■ Requirement: Repeat the whole of the data, keeping every detail the same.

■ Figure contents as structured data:
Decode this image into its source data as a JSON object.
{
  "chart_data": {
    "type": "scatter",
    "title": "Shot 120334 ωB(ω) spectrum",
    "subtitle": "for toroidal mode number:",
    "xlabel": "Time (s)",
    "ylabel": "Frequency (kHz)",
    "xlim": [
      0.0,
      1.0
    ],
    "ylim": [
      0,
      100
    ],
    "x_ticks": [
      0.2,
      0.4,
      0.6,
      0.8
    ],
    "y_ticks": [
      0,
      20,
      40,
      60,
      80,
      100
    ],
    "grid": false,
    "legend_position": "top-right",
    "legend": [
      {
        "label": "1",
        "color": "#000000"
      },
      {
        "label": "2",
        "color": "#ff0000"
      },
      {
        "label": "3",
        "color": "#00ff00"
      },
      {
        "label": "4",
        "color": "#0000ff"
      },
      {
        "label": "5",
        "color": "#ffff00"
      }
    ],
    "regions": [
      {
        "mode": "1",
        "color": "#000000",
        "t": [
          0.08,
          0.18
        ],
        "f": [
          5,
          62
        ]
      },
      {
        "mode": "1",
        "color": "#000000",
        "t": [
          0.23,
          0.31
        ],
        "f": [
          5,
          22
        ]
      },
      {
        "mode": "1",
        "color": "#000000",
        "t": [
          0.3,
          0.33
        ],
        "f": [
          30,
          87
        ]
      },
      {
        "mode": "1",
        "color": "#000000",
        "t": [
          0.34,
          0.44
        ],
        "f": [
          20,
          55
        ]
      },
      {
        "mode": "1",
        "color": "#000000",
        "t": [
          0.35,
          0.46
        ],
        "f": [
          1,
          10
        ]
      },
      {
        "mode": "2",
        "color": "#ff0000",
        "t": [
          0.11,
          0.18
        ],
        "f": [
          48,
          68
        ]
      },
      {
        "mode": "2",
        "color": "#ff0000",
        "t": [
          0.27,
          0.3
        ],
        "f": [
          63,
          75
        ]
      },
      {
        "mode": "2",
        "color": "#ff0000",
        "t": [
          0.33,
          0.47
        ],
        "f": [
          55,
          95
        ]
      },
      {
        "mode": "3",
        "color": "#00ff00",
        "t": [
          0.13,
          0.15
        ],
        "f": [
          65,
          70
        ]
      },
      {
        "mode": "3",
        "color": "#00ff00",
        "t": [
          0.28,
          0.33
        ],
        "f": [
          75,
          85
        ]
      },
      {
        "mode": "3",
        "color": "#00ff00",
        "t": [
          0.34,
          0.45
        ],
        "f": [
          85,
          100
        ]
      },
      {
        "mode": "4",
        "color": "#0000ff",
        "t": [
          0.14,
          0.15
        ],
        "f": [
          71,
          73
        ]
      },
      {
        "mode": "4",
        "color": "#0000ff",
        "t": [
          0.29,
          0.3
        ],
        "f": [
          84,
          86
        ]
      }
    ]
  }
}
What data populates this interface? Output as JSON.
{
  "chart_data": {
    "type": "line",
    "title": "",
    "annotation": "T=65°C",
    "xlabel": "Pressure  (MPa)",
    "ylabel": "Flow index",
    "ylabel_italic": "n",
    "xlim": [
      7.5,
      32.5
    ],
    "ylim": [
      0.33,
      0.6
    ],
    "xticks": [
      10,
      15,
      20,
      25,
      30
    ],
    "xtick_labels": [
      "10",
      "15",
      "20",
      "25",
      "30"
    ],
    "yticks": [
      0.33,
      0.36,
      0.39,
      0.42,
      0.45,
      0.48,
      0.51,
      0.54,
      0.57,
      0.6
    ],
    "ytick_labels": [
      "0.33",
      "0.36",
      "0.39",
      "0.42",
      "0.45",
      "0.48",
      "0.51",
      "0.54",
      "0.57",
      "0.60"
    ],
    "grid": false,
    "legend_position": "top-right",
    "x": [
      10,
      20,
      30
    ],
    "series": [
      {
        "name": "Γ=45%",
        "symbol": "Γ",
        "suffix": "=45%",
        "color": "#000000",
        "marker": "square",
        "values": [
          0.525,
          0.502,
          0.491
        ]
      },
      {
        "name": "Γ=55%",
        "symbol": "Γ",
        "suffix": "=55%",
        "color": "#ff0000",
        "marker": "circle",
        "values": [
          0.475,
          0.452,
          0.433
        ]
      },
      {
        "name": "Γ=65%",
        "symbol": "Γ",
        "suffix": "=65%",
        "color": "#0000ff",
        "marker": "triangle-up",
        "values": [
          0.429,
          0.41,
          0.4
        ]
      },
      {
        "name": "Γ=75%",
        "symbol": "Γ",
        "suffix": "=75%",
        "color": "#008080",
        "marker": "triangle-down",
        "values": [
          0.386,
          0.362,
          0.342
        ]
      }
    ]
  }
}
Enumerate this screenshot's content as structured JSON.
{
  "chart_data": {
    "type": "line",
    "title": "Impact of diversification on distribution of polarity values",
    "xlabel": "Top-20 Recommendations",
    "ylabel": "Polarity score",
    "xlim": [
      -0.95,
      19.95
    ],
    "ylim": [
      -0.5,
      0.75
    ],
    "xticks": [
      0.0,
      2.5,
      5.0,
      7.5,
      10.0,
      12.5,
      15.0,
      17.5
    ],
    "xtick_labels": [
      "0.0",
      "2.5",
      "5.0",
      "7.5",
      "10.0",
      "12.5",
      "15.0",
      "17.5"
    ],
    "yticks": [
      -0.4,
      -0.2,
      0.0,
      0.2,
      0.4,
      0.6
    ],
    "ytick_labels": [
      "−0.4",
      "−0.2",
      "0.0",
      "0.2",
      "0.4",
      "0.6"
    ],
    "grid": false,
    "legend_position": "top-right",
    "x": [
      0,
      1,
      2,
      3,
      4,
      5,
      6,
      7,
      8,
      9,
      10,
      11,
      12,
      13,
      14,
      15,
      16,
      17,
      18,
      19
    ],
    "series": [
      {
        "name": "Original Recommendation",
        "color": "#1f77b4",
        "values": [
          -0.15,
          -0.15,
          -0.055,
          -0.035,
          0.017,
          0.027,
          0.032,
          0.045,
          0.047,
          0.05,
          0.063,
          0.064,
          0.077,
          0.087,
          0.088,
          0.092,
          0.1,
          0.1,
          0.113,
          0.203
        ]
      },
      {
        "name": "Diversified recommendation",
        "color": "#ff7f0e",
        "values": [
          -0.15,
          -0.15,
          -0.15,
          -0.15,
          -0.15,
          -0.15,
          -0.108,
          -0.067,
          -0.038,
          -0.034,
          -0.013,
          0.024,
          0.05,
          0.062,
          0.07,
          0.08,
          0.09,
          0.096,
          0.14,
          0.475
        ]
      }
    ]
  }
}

■ Solution to this problem:
Decode this image into its source data as a JSON object.
{
  "chart_data": {
    "type": "scatter",
    "title": "Shot 120334 ωB(ω) spectrum",
    "subtitle": "for toroidal mode number:",
    "xlabel": "Time (s)",
    "ylabel": "Frequency (kHz)",
    "xlim": [
      0.0,
      1.0
    ],
    "ylim": [
      0,
      100
    ],
    "x_ticks": [
      0.2,
      0.4,
      0.6,
      0.8
    ],
    "y_ticks": [
      0,
      20,
      40,
      60,
      80,
      100
    ],
    "grid": false,
    "legend_position": "top-right",
    "legend": [
      {
        "label": "1",
        "color": "#000000"
      },
      {
        "label": "2",
        "color": "#ff0000"
      },
      {
        "label": "3",
        "color": "#00ff00"
      },
      {
        "label": "4",
        "color": "#0000ff"
      },
      {
        "label": "5",
        "color": "#ffff00"
      }
    ],
    "regions": [
      {
        "mode": "1",
        "color": "#000000",
        "t": [
          0.08,
          0.18
        ],
        "f": [
          5,
          62
        ]
      },
      {
        "mode": "1",
        "color": "#000000",
        "t": [
          0.23,
          0.31
        ],
        "f": [
          5,
          22
        ]
      },
      {
        "mode": "1",
        "color": "#000000",
        "t": [
          0.3,
          0.33
        ],
        "f": [
          30,
          87
        ]
      },
      {
        "mode": "1",
        "color": "#000000",
        "t": [
          0.34,
          0.44
        ],
        "f": [
          20,
          55
        ]
      },
      {
        "mode": "1",
        "color": "#000000",
        "t": [
          0.35,
          0.46
        ],
        "f": [
          1,
          10
        ]
      },
      {
        "mode": "2",
        "color": "#ff0000",
        "t": [
          0.11,
          0.18
        ],
        "f": [
          48,
          68
        ]
      },
      {
        "mode": "2",
        "color": "#ff0000",
        "t": [
          0.27,
          0.3
        ],
        "f": [
          63,
          75
        ]
      },
      {
        "mode": "2",
        "color": "#ff0000",
        "t": [
          0.33,
          0.47
        ],
        "f": [
          55,
          95
        ]
      },
      {
        "mode": "3",
        "color": "#00ff00",
        "t": [
          0.13,
          0.15
        ],
        "f": [
          65,
          70
        ]
      },
      {
        "mode": "3",
        "color": "#00ff00",
        "t": [
          0.28,
          0.33
        ],
        "f": [
          75,
          85
        ]
      },
      {
        "mode": "3",
        "color": "#00ff00",
        "t": [
          0.34,
          0.45
        ],
        "f": [
          85,
          100
        ]
      },
      {
        "mode": "4",
        "color": "#0000ff",
        "t": [
          0.14,
          0.15
        ],
        "f": [
          71,
          73
        ]
      },
      {
        "mode": "4",
        "color": "#0000ff",
        "t": [
          0.29,
          0.3
        ],
        "f": [
          84,
          86
        ]
      }
    ]
  }
}
What data populates this interface? Output as JSON.
{
  "chart_data": {
    "type": "line",
    "title": "",
    "annotation": "T=65°C",
    "xlabel": "Pressure  (MPa)",
    "ylabel": "Flow index",
    "ylabel_italic": "n",
    "xlim": [
      7.5,
      32.5
    ],
    "ylim": [
      0.33,
      0.6
    ],
    "xticks": [
      10,
      15,
      20,
      25,
      30
    ],
    "xtick_labels": [
      "10",
      "15",
      "20",
      "25",
      "30"
    ],
    "yticks": [
      0.33,
      0.36,
      0.39,
      0.42,
      0.45,
      0.48,
      0.51,
      0.54,
      0.57,
      0.6
    ],
    "ytick_labels": [
      "0.33",
      "0.36",
      "0.39",
      "0.42",
      "0.45",
      "0.48",
      "0.51",
      "0.54",
      "0.57",
      "0.60"
    ],
    "grid": false,
    "legend_position": "top-right",
    "x": [
      10,
      20,
      30
    ],
    "series": [
      {
        "name": "Γ=45%",
        "symbol": "Γ",
        "suffix": "=45%",
        "color": "#000000",
        "marker": "square",
        "values": [
          0.525,
          0.502,
          0.491
        ]
      },
      {
        "name": "Γ=55%",
        "symbol": "Γ",
        "suffix": "=55%",
        "color": "#ff0000",
        "marker": "circle",
        "values": [
          0.475,
          0.452,
          0.433
        ]
      },
      {
        "name": "Γ=65%",
        "symbol": "Γ",
        "suffix": "=65%",
        "color": "#0000ff",
        "marker": "triangle-up",
        "values": [
          0.429,
          0.41,
          0.4
        ]
      },
      {
        "name": "Γ=75%",
        "symbol": "Γ",
        "suffix": "=75%",
        "color": "#008080",
        "marker": "triangle-down",
        "values": [
          0.386,
          0.362,
          0.342
        ]
      }
    ]
  }
}
Enumerate this screenshot's content as structured JSON.
{
  "chart_data": {
    "type": "line",
    "title": "Impact of diversification on distribution of polarity values",
    "xlabel": "Top-20 Recommendations",
    "ylabel": "Polarity score",
    "xlim": [
      -0.95,
      19.95
    ],
    "ylim": [
      -0.5,
      0.75
    ],
    "xticks": [
      0.0,
      2.5,
      5.0,
      7.5,
      10.0,
      12.5,
      15.0,
      17.5
    ],
    "xtick_labels": [
      "0.0",
      "2.5",
      "5.0",
      "7.5",
      "10.0",
      "12.5",
      "15.0",
      "17.5"
    ],
    "yticks": [
      -0.4,
      -0.2,
      0.0,
      0.2,
      0.4,
      0.6
    ],
    "ytick_labels": [
      "−0.4",
      "−0.2",
      "0.0",
      "0.2",
      "0.4",
      "0.6"
    ],
    "grid": false,
    "legend_position": "top-right",
    "x": [
      0,
      1,
      2,
      3,
      4,
      5,
      6,
      7,
      8,
      9,
      10,
      11,
      12,
      13,
      14,
      15,
      16,
      17,
      18,
      19
    ],
    "series": [
      {
        "name": "Original Recommendation",
        "color": "#1f77b4",
        "values": [
          -0.15,
          -0.15,
          -0.055,
          -0.035,
          0.017,
          0.027,
          0.032,
          0.045,
          0.047,
          0.05,
          0.063,
          0.064,
          0.077,
          0.087,
          0.088,
          0.092,
          0.1,
          0.1,
          0.113,
          0.203
        ]
      },
      {
        "name": "Diversified recommendation",
        "color": "#ff7f0e",
        "values": [
          -0.15,
          -0.15,
          -0.15,
          -0.15,
          -0.15,
          -0.15,
          -0.108,
          -0.067,
          -0.038,
          -0.034,
          -0.013,
          0.024,
          0.05,
          0.062,
          0.07,
          0.08,
          0.09,
          0.096,
          0.14,
          0.475
        ]
      }
    ]
  }
}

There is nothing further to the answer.